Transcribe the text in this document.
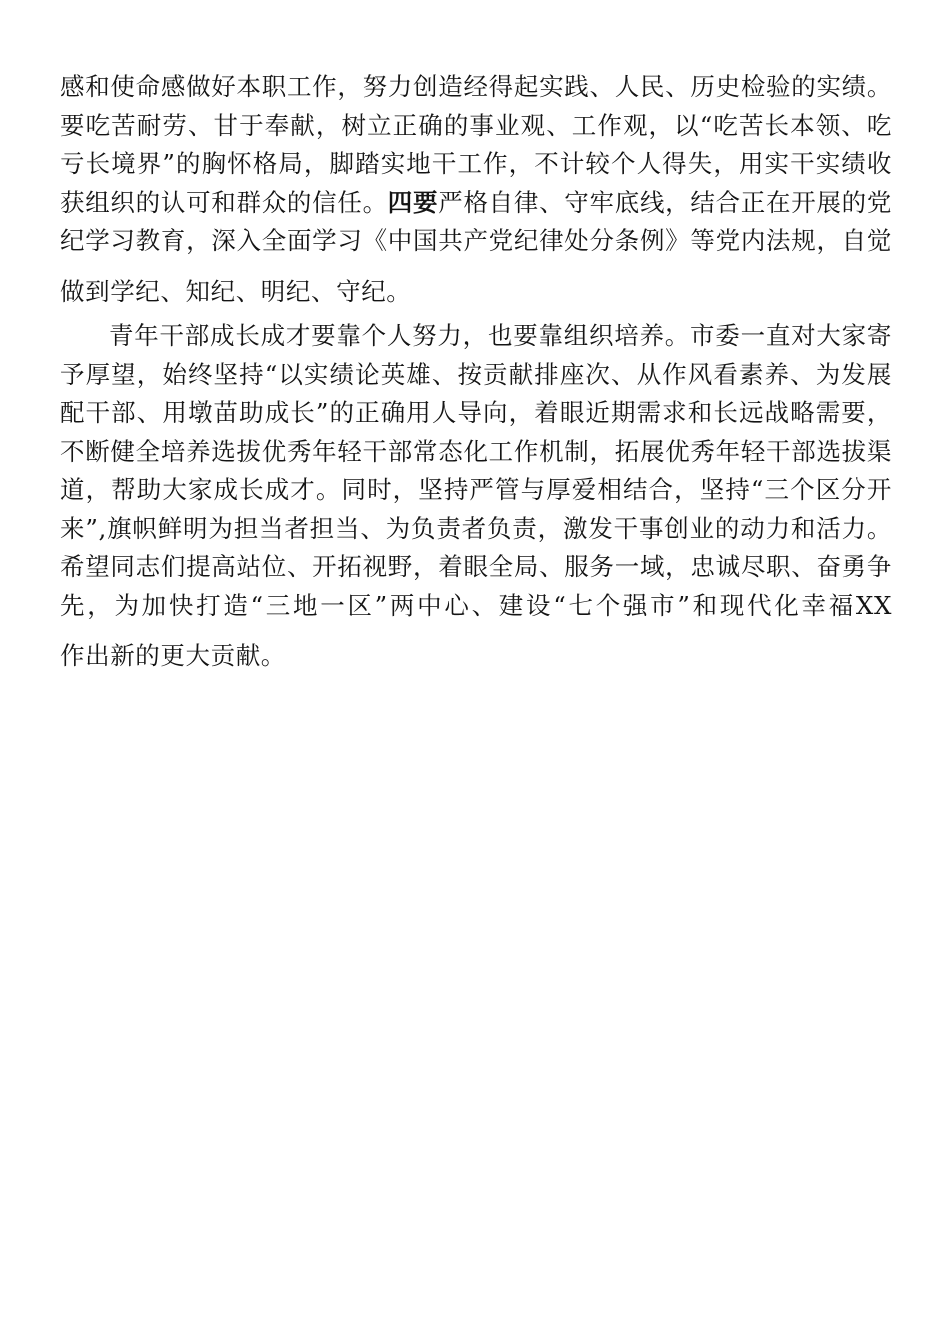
感和使命感做好本职工作，努力创造经得起实践、人民、历史检验的实绩。
要吃苦耐劳、甘于奉献，树立正确的事业观、工作观，以“吃苦长本领、吃
亏长境界”的胸怀格局，脚踏实地干工作，不计较个人得失，用实干实绩收
获组织的认可和群众的信任。四要严格自律、守牢底线，结合正在开展的党
纪学习教育，深入全面学习《中国共产党纪律处分条例》等党内法规，自觉
做到学纪、知纪、明纪、守纪。
青年干部成长成才要靠个人努力，也要靠组织培养。市委一直对大家寄
予厚望，始终坚持“以实绩论英雄、按贡献排座次、从作风看素养、为发展
配干部、用墩苗助成长”的正确用人导向，着眼近期需求和长远战略需要，
不断健全培养选拔优秀年轻干部常态化工作机制，拓展优秀年轻干部选拔渠
道，帮助大家成长成才。同时，坚持严管与厚爱相结合，坚持“三个区分开
来”,旗帜鲜明为担当者担当、为负责者负责，激发干事创业的动力和活力。
希望同志们提高站位、开拓视野，着眼全局、服务一域，忠诚尽职、奋勇争
先，为加快打造“三地一区”两中心、建设“七个强市”和现代化幸福XX
作出新的更大贡献。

----------------------------------------

Aim of the task:
Pictures excluded, quote all the data above exactly.

Response to the task:
Transcribe the text in this document.
感和使命感做好本职工作，努力创造经得起实践、人民、历史检验的实绩。
要吃苦耐劳、甘于奉献，树立正确的事业观、工作观，以“吃苦长本领、吃
亏长境界”的胸怀格局，脚踏实地干工作，不计较个人得失，用实干实绩收
获组织的认可和群众的信任。四要严格自律、守牢底线，结合正在开展的党
纪学习教育，深入全面学习《中国共产党纪律处分条例》等党内法规，自觉
做到学纪、知纪、明纪、守纪。
青年干部成长成才要靠个人努力，也要靠组织培养。市委一直对大家寄
予厚望，始终坚持“以实绩论英雄、按贡献排座次、从作风看素养、为发展
配干部、用墩苗助成长”的正确用人导向，着眼近期需求和长远战略需要，
不断健全培养选拔优秀年轻干部常态化工作机制，拓展优秀年轻干部选拔渠
道，帮助大家成长成才。同时，坚持严管与厚爱相结合，坚持“三个区分开
来”,旗帜鲜明为担当者担当、为负责者负责，激发干事创业的动力和活力。
希望同志们提高站位、开拓视野，着眼全局、服务一域，忠诚尽职、奋勇争
先，为加快打造“三地一区”两中心、建设“七个强市”和现代化幸福XX
作出新的更大贡献。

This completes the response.